Problem statement: Answer with one number: the count of lines in this material that hold the word "Dollar".

Data excerpts:
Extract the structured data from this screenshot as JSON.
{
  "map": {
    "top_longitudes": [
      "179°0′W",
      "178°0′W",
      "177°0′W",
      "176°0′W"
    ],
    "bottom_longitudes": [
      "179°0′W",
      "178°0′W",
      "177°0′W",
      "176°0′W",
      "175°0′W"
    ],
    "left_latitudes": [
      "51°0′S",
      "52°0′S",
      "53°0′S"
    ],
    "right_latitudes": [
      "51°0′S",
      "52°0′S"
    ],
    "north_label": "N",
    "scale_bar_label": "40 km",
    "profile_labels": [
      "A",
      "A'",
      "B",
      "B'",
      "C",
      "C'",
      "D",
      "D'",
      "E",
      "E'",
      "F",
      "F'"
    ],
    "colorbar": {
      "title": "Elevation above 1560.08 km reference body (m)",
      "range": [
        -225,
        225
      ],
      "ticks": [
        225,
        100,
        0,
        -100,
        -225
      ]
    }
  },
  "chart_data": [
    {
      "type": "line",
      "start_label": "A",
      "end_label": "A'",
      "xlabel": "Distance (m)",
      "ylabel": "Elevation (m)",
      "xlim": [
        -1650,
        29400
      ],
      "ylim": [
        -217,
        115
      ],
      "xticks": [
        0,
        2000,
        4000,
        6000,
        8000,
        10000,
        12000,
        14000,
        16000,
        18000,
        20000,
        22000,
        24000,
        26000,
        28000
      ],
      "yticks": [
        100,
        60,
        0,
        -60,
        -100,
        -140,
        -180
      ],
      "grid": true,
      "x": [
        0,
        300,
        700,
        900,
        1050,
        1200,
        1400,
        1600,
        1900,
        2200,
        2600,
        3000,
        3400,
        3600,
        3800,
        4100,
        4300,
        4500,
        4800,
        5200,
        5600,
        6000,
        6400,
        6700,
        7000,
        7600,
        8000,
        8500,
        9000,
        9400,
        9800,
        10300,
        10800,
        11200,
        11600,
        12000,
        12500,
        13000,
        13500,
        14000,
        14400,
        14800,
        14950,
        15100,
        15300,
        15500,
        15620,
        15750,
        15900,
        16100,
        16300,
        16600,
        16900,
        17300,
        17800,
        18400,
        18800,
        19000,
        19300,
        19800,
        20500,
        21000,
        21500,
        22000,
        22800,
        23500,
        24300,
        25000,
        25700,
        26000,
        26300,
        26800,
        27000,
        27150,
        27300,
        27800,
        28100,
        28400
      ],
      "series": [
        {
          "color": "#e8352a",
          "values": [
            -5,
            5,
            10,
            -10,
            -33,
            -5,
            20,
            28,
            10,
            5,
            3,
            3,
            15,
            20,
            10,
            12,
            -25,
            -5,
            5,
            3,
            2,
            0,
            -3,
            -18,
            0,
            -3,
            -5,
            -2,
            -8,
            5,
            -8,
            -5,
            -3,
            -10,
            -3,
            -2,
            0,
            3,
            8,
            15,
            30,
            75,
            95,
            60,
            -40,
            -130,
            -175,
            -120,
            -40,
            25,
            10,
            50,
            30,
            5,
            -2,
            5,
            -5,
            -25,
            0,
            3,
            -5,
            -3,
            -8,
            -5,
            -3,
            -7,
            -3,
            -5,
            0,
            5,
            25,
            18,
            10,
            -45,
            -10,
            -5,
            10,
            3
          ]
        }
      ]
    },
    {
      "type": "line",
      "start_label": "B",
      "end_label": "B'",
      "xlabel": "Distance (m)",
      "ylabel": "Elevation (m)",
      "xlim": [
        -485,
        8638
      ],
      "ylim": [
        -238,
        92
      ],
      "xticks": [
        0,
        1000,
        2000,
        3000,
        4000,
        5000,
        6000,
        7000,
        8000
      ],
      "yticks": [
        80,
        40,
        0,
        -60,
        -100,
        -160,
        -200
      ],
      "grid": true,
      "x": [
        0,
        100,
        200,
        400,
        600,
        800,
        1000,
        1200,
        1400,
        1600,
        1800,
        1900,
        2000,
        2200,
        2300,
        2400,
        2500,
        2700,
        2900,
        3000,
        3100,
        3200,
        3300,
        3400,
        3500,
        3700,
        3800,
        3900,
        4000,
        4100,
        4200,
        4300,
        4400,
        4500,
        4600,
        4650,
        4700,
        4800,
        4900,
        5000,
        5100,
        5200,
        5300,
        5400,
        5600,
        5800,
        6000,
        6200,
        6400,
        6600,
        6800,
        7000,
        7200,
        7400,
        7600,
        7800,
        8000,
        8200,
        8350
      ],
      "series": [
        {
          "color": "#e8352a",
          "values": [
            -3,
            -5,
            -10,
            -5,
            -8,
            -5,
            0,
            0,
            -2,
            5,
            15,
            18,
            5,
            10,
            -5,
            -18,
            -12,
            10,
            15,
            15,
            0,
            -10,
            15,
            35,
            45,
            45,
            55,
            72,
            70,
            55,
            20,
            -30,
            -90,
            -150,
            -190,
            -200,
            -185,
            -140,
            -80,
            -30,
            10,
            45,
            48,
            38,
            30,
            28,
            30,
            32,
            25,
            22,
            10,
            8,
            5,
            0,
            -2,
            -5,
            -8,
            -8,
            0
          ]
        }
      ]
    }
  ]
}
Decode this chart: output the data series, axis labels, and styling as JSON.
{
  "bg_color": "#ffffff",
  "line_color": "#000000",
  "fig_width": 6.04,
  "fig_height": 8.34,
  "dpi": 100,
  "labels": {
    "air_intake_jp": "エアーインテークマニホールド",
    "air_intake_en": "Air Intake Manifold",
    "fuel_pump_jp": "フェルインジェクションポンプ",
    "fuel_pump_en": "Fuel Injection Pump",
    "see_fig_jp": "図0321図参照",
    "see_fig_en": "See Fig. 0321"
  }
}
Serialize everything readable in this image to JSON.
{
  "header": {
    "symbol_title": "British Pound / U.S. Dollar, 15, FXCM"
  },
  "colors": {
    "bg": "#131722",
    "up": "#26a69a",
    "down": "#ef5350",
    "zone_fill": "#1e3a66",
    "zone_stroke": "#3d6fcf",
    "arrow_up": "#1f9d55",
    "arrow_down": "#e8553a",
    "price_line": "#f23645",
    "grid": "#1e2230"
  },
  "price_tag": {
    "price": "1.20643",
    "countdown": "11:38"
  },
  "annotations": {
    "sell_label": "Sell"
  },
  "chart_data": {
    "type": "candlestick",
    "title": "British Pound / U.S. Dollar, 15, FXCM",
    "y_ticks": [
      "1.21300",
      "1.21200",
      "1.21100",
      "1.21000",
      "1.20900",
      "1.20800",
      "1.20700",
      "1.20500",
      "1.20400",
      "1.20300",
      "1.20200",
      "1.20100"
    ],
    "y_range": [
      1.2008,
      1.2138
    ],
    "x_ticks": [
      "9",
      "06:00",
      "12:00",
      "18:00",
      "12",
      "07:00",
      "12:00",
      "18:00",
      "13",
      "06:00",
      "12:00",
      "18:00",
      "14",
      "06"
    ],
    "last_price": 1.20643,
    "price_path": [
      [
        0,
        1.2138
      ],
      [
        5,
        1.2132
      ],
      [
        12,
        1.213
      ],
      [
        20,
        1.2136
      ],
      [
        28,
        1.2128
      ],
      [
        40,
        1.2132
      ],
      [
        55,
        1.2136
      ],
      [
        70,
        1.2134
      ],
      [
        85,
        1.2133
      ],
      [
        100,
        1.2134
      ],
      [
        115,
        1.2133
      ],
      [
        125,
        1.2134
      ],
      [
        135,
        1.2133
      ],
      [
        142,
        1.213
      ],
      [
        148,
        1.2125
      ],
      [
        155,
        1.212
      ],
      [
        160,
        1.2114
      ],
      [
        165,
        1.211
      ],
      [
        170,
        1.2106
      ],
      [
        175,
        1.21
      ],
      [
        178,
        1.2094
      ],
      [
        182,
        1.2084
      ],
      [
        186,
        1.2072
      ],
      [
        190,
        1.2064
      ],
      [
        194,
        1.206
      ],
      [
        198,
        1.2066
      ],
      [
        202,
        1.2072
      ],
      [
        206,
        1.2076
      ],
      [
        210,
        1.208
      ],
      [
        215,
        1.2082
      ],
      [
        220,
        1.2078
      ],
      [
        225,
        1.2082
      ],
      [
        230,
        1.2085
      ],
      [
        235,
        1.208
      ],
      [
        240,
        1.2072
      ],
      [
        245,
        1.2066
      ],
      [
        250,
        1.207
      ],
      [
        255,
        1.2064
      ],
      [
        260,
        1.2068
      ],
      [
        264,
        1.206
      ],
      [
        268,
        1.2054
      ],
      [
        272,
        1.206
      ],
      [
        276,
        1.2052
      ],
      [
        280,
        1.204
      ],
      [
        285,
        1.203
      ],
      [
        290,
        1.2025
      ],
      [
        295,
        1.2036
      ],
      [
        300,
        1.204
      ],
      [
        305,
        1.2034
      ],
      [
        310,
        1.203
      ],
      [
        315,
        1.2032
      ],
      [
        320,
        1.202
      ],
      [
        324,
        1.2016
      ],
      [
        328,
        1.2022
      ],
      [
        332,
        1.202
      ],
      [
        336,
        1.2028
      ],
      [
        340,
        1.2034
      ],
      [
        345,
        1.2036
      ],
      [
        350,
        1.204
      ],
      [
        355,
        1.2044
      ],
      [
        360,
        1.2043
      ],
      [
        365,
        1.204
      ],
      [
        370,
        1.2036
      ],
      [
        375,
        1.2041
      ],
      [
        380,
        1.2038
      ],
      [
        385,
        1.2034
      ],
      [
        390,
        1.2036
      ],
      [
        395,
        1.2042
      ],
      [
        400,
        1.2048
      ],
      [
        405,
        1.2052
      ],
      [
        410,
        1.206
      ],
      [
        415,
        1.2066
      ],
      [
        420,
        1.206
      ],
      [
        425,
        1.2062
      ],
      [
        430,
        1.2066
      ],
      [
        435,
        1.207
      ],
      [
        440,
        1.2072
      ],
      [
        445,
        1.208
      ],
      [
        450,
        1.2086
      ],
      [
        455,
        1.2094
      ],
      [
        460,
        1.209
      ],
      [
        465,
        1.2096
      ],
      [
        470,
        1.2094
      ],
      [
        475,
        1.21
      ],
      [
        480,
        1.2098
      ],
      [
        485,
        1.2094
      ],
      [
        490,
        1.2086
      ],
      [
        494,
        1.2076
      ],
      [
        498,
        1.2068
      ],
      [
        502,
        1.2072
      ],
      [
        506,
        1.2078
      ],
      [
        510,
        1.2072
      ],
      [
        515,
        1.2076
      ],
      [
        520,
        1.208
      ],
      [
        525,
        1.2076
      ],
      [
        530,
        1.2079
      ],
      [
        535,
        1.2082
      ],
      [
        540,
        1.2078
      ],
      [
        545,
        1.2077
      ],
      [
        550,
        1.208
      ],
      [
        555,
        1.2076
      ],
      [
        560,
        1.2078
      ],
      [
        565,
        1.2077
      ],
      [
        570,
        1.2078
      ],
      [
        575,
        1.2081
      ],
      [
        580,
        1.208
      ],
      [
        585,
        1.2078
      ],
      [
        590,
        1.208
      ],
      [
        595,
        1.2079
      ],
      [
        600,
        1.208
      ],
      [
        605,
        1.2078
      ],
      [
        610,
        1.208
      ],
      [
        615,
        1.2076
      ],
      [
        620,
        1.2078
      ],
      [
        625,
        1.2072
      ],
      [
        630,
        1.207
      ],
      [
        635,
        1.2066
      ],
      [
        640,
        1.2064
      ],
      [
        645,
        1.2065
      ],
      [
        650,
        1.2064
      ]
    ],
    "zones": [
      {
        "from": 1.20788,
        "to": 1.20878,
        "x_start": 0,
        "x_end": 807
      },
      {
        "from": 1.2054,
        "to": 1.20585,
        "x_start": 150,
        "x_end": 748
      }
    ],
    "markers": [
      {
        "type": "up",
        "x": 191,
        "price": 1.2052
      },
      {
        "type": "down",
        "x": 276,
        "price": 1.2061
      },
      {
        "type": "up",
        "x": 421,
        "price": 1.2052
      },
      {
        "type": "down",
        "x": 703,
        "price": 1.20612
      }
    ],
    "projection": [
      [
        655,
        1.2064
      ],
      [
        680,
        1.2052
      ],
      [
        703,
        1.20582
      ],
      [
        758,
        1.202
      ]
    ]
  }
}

Solution to this exercise: 2